═══ The data

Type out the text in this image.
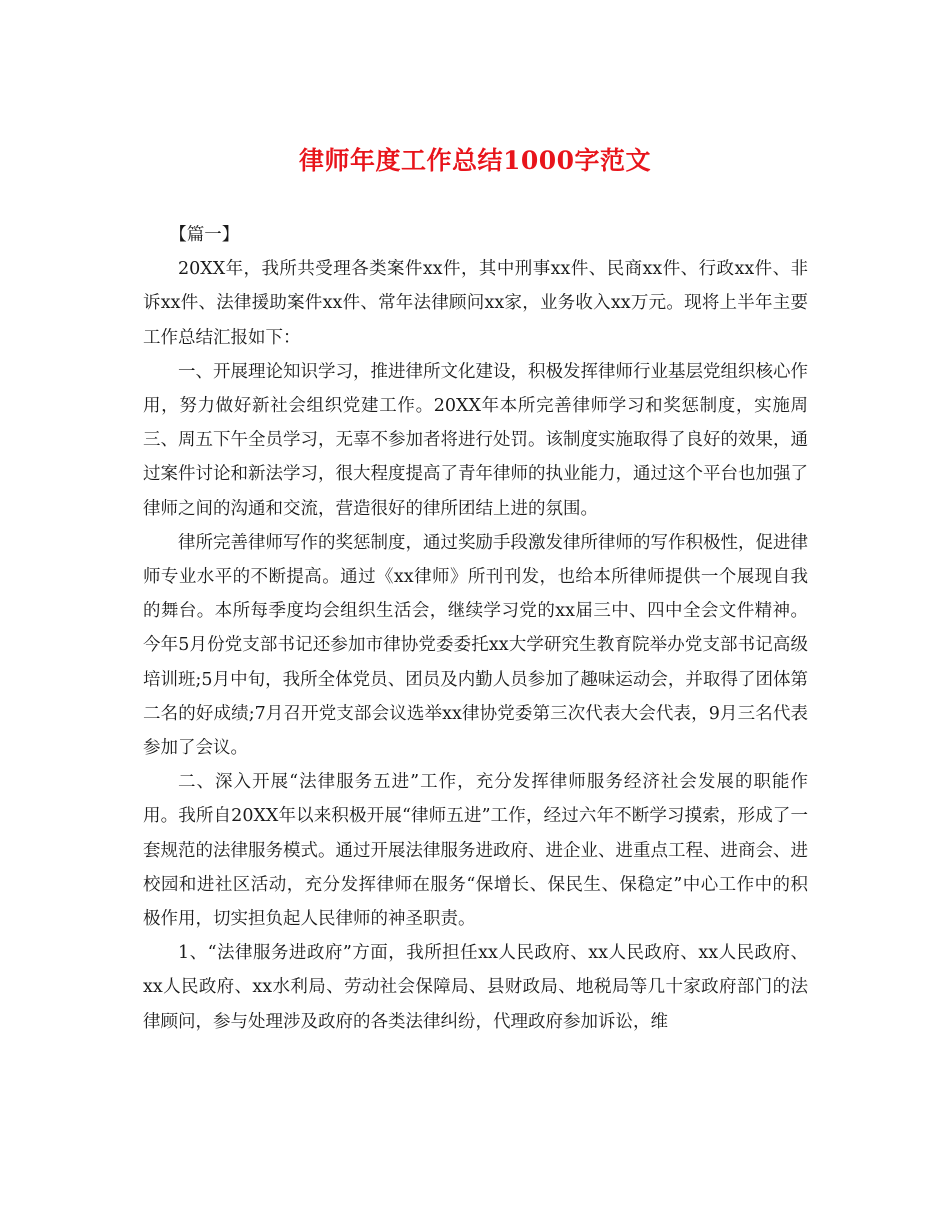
律师年度工作总结1000字范文

【篇一】

20XX年，我所共受理各类案件xx件，其中刑事xx件、民商xx件、行政xx件、非诉xx件、法律援助案件xx件、常年法律顾问xx家，业务收入xx万元。现将上半年主要工作总结汇报如下：

一、开展理论知识学习，推进律所文化建设，积极发挥律师行业基层党组织核心作用，努力做好新社会组织党建工作。20XX年本所完善律师学习和奖惩制度，实施周三、周五下午全员学习，无辜不参加者将进行处罚。该制度实施取得了良好的效果，通过案件讨论和新法学习，很大程度提高了青年律师的执业能力，通过这个平台也加强了律师之间的沟通和交流，营造很好的律所团结上进的氛围。

律所完善律师写作的奖惩制度，通过奖励手段激发律所律师的写作积极性，促进律师专业水平的不断提高。通过《xx律师》所刊刊发，也给本所律师提供一个展现自我的舞台。本所每季度均会组织生活会，继续学习党的xx届三中、四中全会文件精神。今年5月份党支部书记还参加市律协党委委托xx大学研究生教育院举办党支部书记高级培训班;5月中旬，我所全体党员、团员及内勤人员参加了趣味运动会，并取得了团体第二名的好成绩;7月召开党支部会议选举xx律协党委第三次代表大会代表，9月三名代表参加了会议。

二、深入开展“法律服务五进”工作，充分发挥律师服务经济社会发展的职能作用。我所自20XX年以来积极开展“律师五进”工作，经过六年不断学习摸索，形成了一套规范的法律服务模式。通过开展法律服务进政府、进企业、进重点工程、进商会、进校园和进社区活动，充分发挥律师在服务“保增长、保民生、保稳定”中心工作中的积极作用，切实担负起人民律师的神圣职责。

1、“法律服务进政府”方面，我所担任xx人民政府、xx人民政府、xx人民政府、xx人民政府、xx水利局、劳动社会保障局、县财政局、地税局等几十家政府部门的法律顾问，参与处理涉及政府的各类法律纠纷，代理政府参加诉讼，维
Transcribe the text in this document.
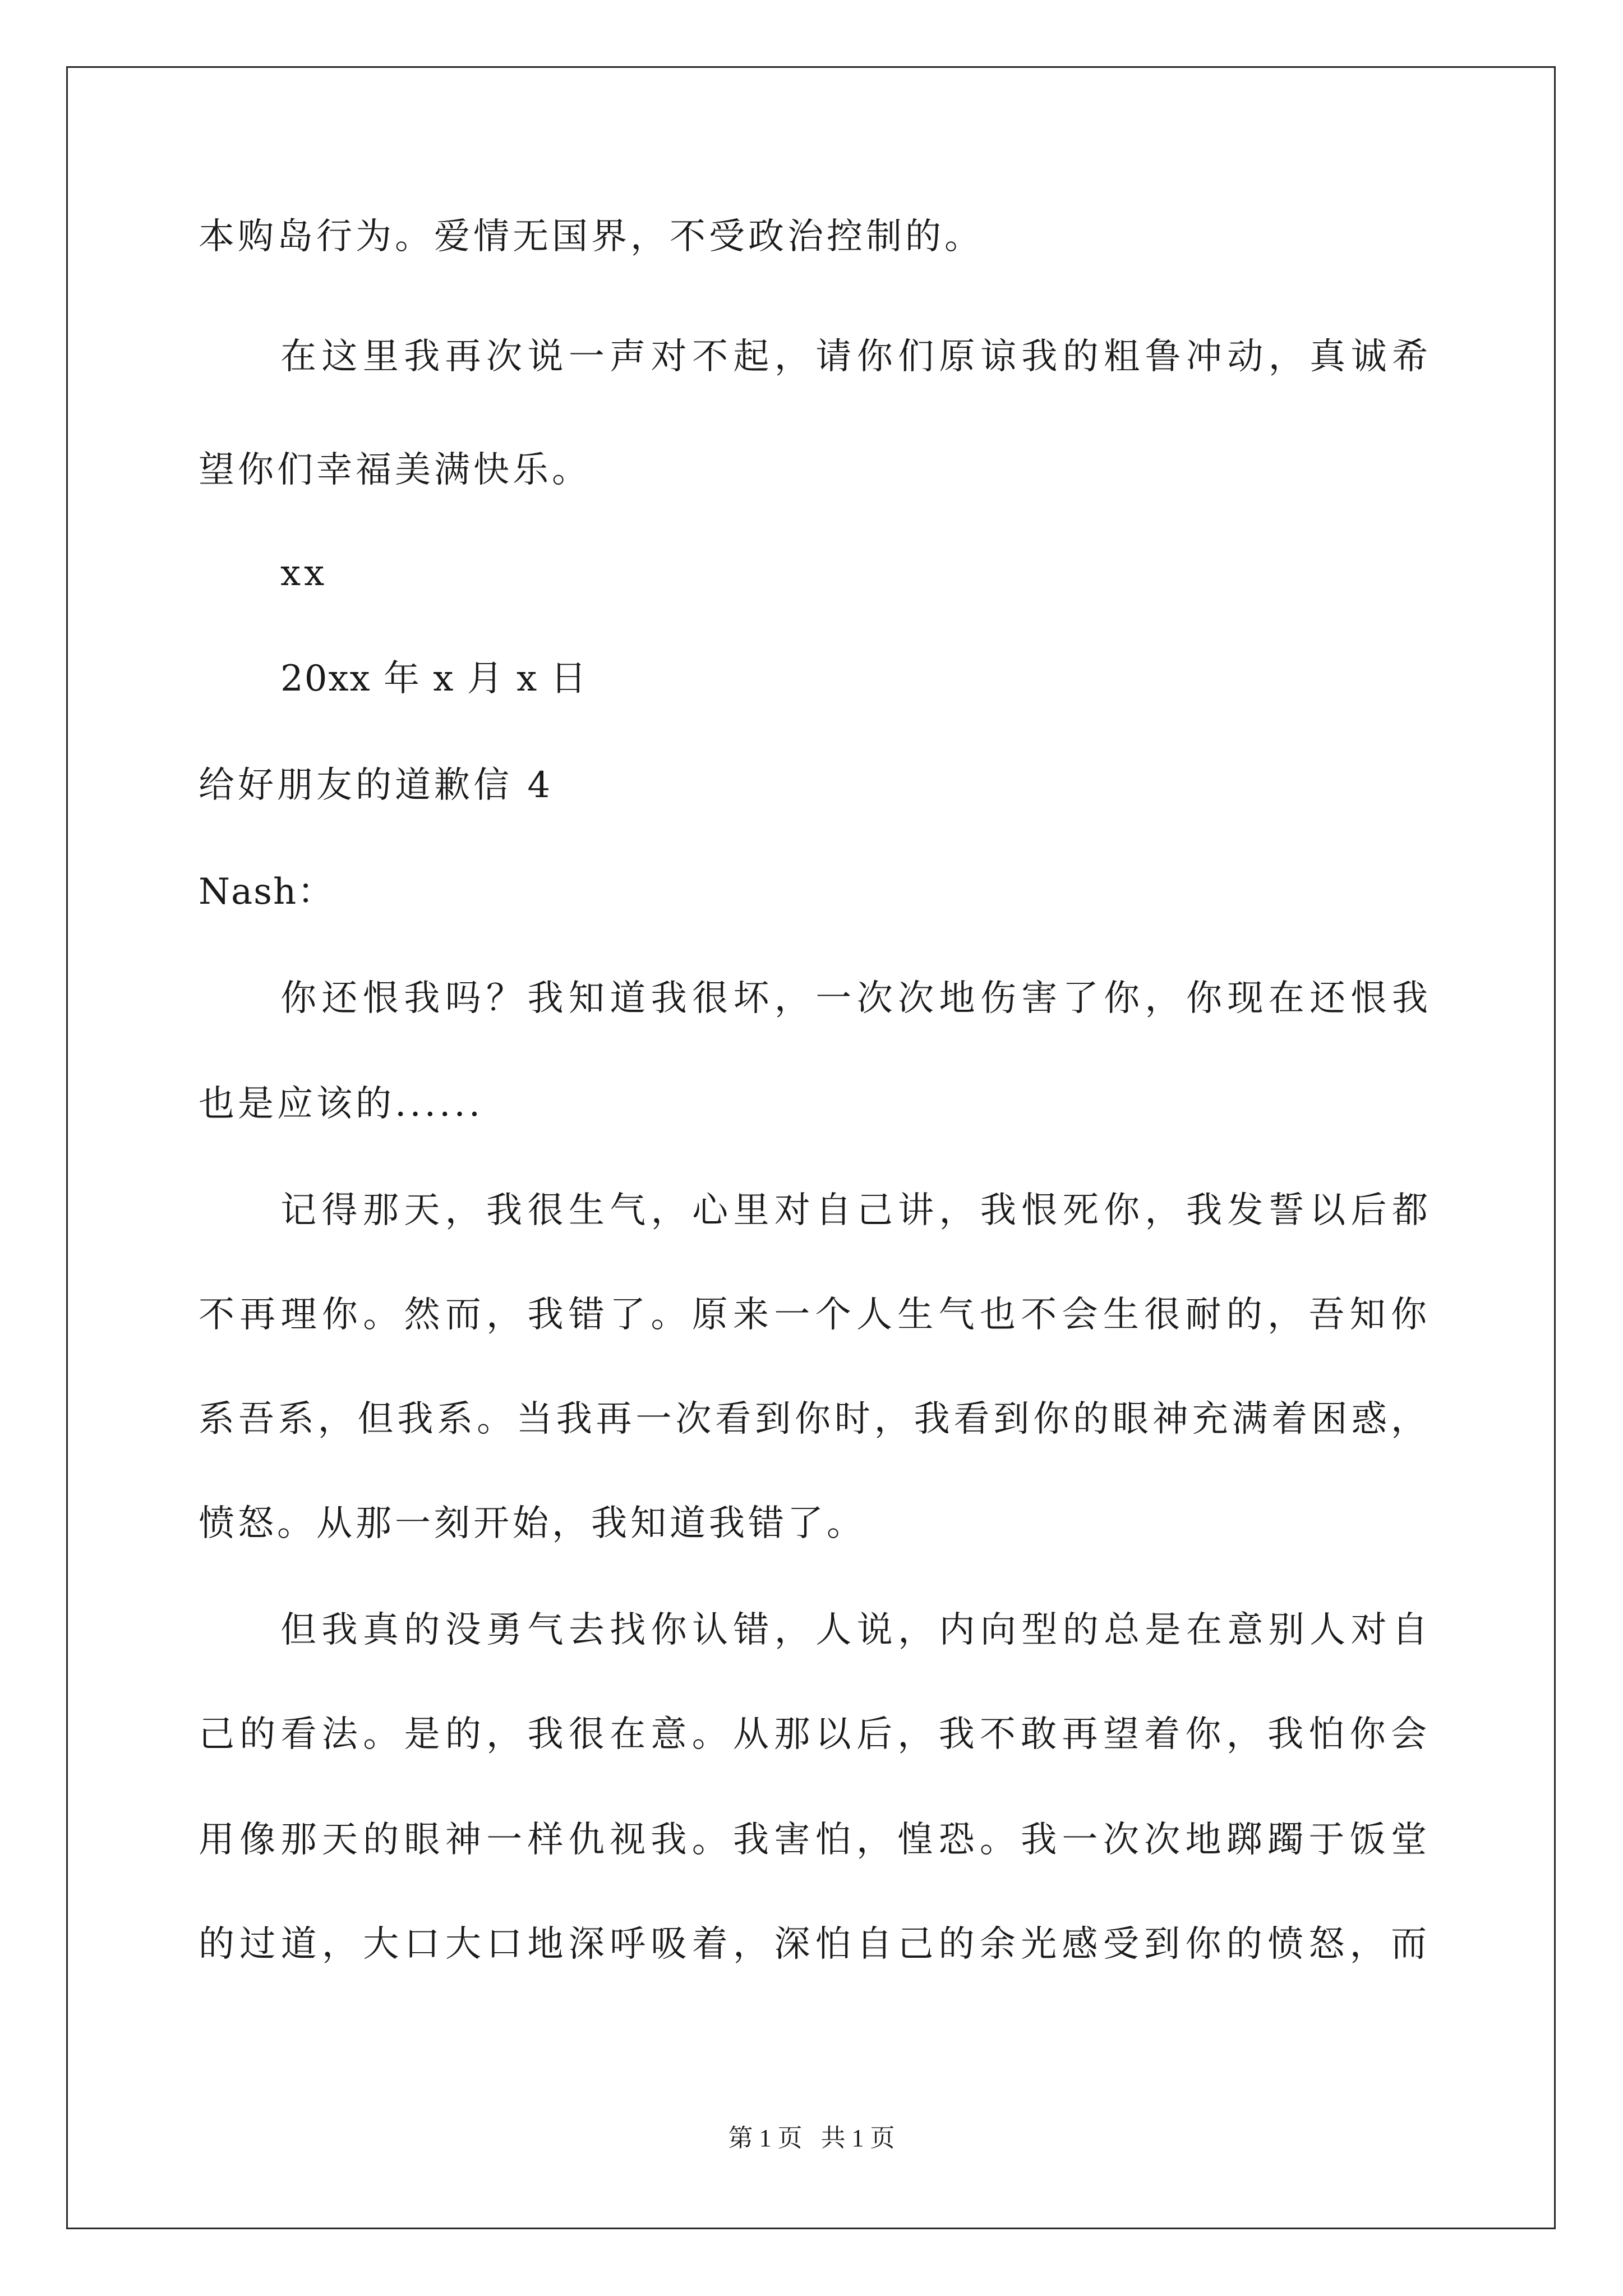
本购岛行为。爱情无国界，不受政治控制的。
在这里我再次说一声对不起，请你们原谅我的粗鲁冲动，真诚希
望你们幸福美满快乐。
xx
20xx 年 x 月 x 日
给好朋友的道歉信 4
Nash：
你还恨我吗？我知道我很坏，一次次地伤害了你，你现在还恨我
也是应该的......
记得那天，我很生气，心里对自己讲，我恨死你，我发誓以后都
不再理你。然而，我错了。原来一个人生气也不会生很耐的，吾知你
系吾系，但我系。当我再一次看到你时，我看到你的眼神充满着困惑，
愤怒。从那一刻开始，我知道我错了。
但我真的没勇气去找你认错，人说，内向型的总是在意别人对自
己的看法。是的，我很在意。从那以后，我不敢再望着你，我怕你会
用像那天的眼神一样仇视我。我害怕，惶恐。我一次次地踯躅于饭堂
的过道，大口大口地深呼吸着，深怕自己的余光感受到你的愤怒，而
第 1 页   共 1 页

══════

Repeat the listing verbatim. Skip the pictures.

Type out the text in this image.
律师年度工作总结1000字范文

【篇一】

20XX年，我所共受理各类案件xx件，其中刑事xx件、民商xx件、行政xx件、非诉xx件、法律援助案件xx件、常年法律顾问xx家，业务收入xx万元。现将上半年主要工作总结汇报如下：

一、开展理论知识学习，推进律所文化建设，积极发挥律师行业基层党组织核心作用，努力做好新社会组织党建工作。20XX年本所完善律师学习和奖惩制度，实施周三、周五下午全员学习，无辜不参加者将进行处罚。该制度实施取得了良好的效果，通过案件讨论和新法学习，很大程度提高了青年律师的执业能力，通过这个平台也加强了律师之间的沟通和交流，营造很好的律所团结上进的氛围。

律所完善律师写作的奖惩制度，通过奖励手段激发律所律师的写作积极性，促进律师专业水平的不断提高。通过《xx律师》所刊刊发，也给本所律师提供一个展现自我的舞台。本所每季度均会组织生活会，继续学习党的xx届三中、四中全会文件精神。今年5月份党支部书记还参加市律协党委委托xx大学研究生教育院举办党支部书记高级培训班;5月中旬，我所全体党员、团员及内勤人员参加了趣味运动会，并取得了团体第二名的好成绩;7月召开党支部会议选举xx律协党委第三次代表大会代表，9月三名代表参加了会议。

二、深入开展“法律服务五进”工作，充分发挥律师服务经济社会发展的职能作用。我所自20XX年以来积极开展“律师五进”工作，经过六年不断学习摸索，形成了一套规范的法律服务模式。通过开展法律服务进政府、进企业、进重点工程、进商会、进校园和进社区活动，充分发挥律师在服务“保增长、保民生、保稳定”中心工作中的积极作用，切实担负起人民律师的神圣职责。

1、“法律服务进政府”方面，我所担任xx人民政府、xx人民政府、xx人民政府、xx人民政府、xx水利局、劳动社会保障局、县财政局、地税局等几十家政府部门的法律顾问，参与处理涉及政府的各类法律纠纷，代理政府参加诉讼，维
Transcribe the text in this document.
本购岛行为。爱情无国界，不受政治控制的。
在这里我再次说一声对不起，请你们原谅我的粗鲁冲动，真诚希
望你们幸福美满快乐。
xx
20xx 年 x 月 x 日
给好朋友的道歉信 4
Nash：
你还恨我吗？我知道我很坏，一次次地伤害了你，你现在还恨我
也是应该的......
记得那天，我很生气，心里对自己讲，我恨死你，我发誓以后都
不再理你。然而，我错了。原来一个人生气也不会生很耐的，吾知你
系吾系，但我系。当我再一次看到你时，我看到你的眼神充满着困惑，
愤怒。从那一刻开始，我知道我错了。
但我真的没勇气去找你认错，人说，内向型的总是在意别人对自
己的看法。是的，我很在意。从那以后，我不敢再望着你，我怕你会
用像那天的眼神一样仇视我。我害怕，惶恐。我一次次地踯躅于饭堂
的过道，大口大口地深呼吸着，深怕自己的余光感受到你的愤怒，而
第 1 页   共 1 页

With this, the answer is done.